::: INPUT MATERIAL :::
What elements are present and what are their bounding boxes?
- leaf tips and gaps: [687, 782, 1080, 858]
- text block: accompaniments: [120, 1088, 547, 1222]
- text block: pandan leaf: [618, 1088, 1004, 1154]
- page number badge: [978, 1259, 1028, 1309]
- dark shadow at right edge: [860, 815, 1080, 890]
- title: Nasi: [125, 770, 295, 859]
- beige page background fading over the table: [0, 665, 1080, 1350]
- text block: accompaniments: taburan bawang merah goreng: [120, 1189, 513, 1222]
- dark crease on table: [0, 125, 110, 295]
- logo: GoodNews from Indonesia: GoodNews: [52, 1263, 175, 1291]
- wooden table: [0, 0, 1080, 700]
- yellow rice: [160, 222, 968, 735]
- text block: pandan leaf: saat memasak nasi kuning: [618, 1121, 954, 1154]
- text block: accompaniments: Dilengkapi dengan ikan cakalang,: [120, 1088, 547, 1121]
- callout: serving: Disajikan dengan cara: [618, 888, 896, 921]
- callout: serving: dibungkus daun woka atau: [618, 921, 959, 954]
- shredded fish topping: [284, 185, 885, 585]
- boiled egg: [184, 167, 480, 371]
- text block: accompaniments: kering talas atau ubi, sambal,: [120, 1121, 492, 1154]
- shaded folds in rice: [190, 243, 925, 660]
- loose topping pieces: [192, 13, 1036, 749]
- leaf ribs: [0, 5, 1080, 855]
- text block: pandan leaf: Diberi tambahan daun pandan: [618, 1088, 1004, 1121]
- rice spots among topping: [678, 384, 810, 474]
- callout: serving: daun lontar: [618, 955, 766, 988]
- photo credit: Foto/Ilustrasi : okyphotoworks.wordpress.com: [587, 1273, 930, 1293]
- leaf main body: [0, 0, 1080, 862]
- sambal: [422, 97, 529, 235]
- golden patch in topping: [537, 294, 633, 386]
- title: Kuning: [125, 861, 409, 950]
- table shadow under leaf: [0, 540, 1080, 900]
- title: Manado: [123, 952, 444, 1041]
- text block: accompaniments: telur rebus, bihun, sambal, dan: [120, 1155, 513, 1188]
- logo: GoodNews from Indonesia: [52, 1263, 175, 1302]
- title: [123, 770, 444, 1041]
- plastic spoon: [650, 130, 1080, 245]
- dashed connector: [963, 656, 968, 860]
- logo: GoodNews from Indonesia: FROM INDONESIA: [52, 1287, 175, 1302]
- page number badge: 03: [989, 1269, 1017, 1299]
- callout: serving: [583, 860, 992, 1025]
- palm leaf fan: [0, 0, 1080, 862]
:::
- PROBLEM REQUIREMENTS -
Lay out every line of the data above as a numbered list, omitting any blank lines.

- TASK SOLUTION -
1. What elements are present and what are their bounding boxes?
2. - leaf tips and gaps: [687, 782, 1080, 858]
3. - text block: accompaniments: [120, 1088, 547, 1222]
4. - text block: pandan leaf: [618, 1088, 1004, 1154]
5. - page number badge: [978, 1259, 1028, 1309]
6. - dark shadow at right edge: [860, 815, 1080, 890]
7. - title: Nasi: [125, 770, 295, 859]
8. - beige page background fading over the table: [0, 665, 1080, 1350]
9. - text block: accompaniments: taburan bawang merah goreng: [120, 1189, 513, 1222]
10. - dark crease on table: [0, 125, 110, 295]
11. - logo: GoodNews from Indonesia: GoodNews: [52, 1263, 175, 1291]
12. - wooden table: [0, 0, 1080, 700]
13. - yellow rice: [160, 222, 968, 735]
14. - text block: pandan leaf: saat memasak nasi kuning: [618, 1121, 954, 1154]
15. - text block: accompaniments: Dilengkapi dengan ikan cakalang,: [120, 1088, 547, 1121]
16. - callout: serving: Disajikan dengan cara: [618, 888, 896, 921]
17. - callout: serving: dibungkus daun woka atau: [618, 921, 959, 954]
18. - shredded fish topping: [284, 185, 885, 585]
19. - boiled egg: [184, 167, 480, 371]
20. - text block: accompaniments: kering talas atau ubi, sambal,: [120, 1121, 492, 1154]
21. - shaded folds in rice: [190, 243, 925, 660]
22. - loose topping pieces: [192, 13, 1036, 749]
23. - leaf ribs: [0, 5, 1080, 855]
24. - text block: pandan leaf: Diberi tambahan daun pandan: [618, 1088, 1004, 1121]
25. - rice spots among topping: [678, 384, 810, 474]
26. - callout: serving: daun lontar: [618, 955, 766, 988]
27. - photo credit: Foto/Ilustrasi : okyphotoworks.wordpress.com: [587, 1273, 930, 1293]
28. - leaf main body: [0, 0, 1080, 862]
29. - sambal: [422, 97, 529, 235]
30. - golden patch in topping: [537, 294, 633, 386]
31. - title: Kuning: [125, 861, 409, 950]
32. - table shadow under leaf: [0, 540, 1080, 900]
33. - title: Manado: [123, 952, 444, 1041]
34. - text block: accompaniments: telur rebus, bihun, sambal, dan: [120, 1155, 513, 1188]
35. - logo: GoodNews from Indonesia: [52, 1263, 175, 1302]
36. - title: [123, 770, 444, 1041]
37. - plastic spoon: [650, 130, 1080, 245]
38. - dashed connector: [963, 656, 968, 860]
39. - logo: GoodNews from Indonesia: FROM INDONESIA: [52, 1287, 175, 1302]
40. - page number badge: 03: [989, 1269, 1017, 1299]
41. - callout: serving: [583, 860, 992, 1025]
42. - palm leaf fan: [0, 0, 1080, 862]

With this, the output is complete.